WHAT YOU NEED TO DO: Quote the listing in full, exactly as given, minus any pictures.

***

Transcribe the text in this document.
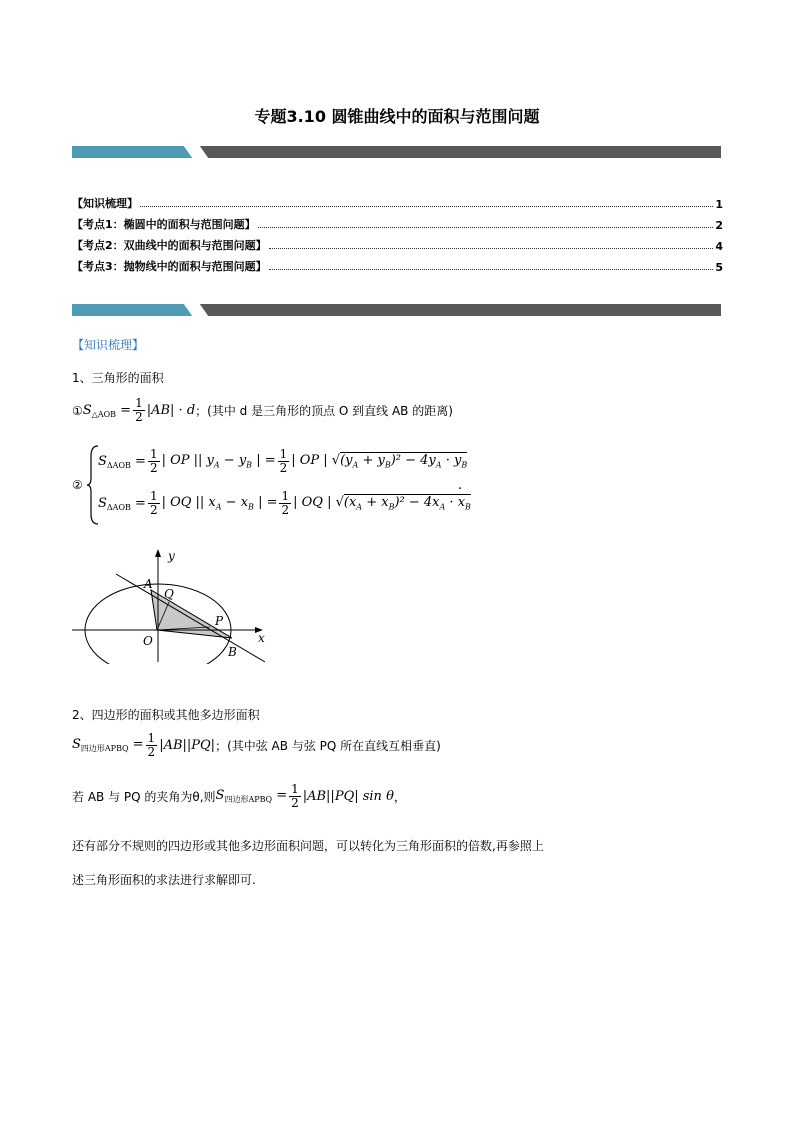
专题3.10 圆锥曲线中的面积与范围问题
【知识梳理】	1
【考点1：椭圆中的面积与范围问题】	2
【考点2：双曲线中的面积与范围问题】	4
【考点3：抛物线中的面积与范围问题】	5
【知识梳理】
1、三角形的面积
① $S_{\triangle AOB} = \frac{1}{2} |AB| \cdot d$ ；(其中 d 是三角形的顶点 O 到直线 AB 的距离)
②
$S_{\Delta AOB} = \frac{1}{2}$ | OP || $y_A - y_B$ | = $\frac{1}{2}$ | OP | $√(y_A + y_B)^2 - 4y_A \cdot y_B$
$S_{\Delta AOB} = \frac{1}{2}$ | OQ || $x_A - x_B$ | = $\frac{1}{2}$ | OQ | $√(x_A + x_B)^2 - 4x_A \cdot x_B$
.
y
x
O
A
Q
P
B
2、四边形的面积或其他多边形面积
$S_{四边形APBQ} = \frac{1}{2} |AB||PQ|$ ；(其中弦 AB 与弦 PQ 所在直线互相垂直)
若 AB 与 PQ 的夹角为θ,则 $S_{四边形APBQ} = \frac{1}{2} |AB||PQ|$ sin θ ，
还有部分不规则的四边形或其他多边形面积问题，可以转化为三角形面积的倍数,再参照上
述三角形面积的求法进行求解即可.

***

COMPLETE RESPONSE:
Transcribe the text in this document.
专题3.10 圆锥曲线中的面积与范围问题
【知识梳理】	1
【考点1：椭圆中的面积与范围问题】	2
【考点2：双曲线中的面积与范围问题】	4
【考点3：抛物线中的面积与范围问题】	5
【知识梳理】
1、三角形的面积
① $S_{\triangle AOB} = \frac{1}{2} |AB| \cdot d$ ；(其中 d 是三角形的顶点 O 到直线 AB 的距离)
②
$S_{\Delta AOB} = \frac{1}{2}$ | OP || $y_A - y_B$ | = $\frac{1}{2}$ | OP | $√(y_A + y_B)^2 - 4y_A \cdot y_B$
$S_{\Delta AOB} = \frac{1}{2}$ | OQ || $x_A - x_B$ | = $\frac{1}{2}$ | OQ | $√(x_A + x_B)^2 - 4x_A \cdot x_B$
.
y
x
O
A
Q
P
B
2、四边形的面积或其他多边形面积
$S_{四边形APBQ} = \frac{1}{2} |AB||PQ|$ ；(其中弦 AB 与弦 PQ 所在直线互相垂直)
若 AB 与 PQ 的夹角为θ,则 $S_{四边形APBQ} = \frac{1}{2} |AB||PQ|$ sin θ ，
还有部分不规则的四边形或其他多边形面积问题，可以转化为三角形面积的倍数,再参照上
述三角形面积的求法进行求解即可.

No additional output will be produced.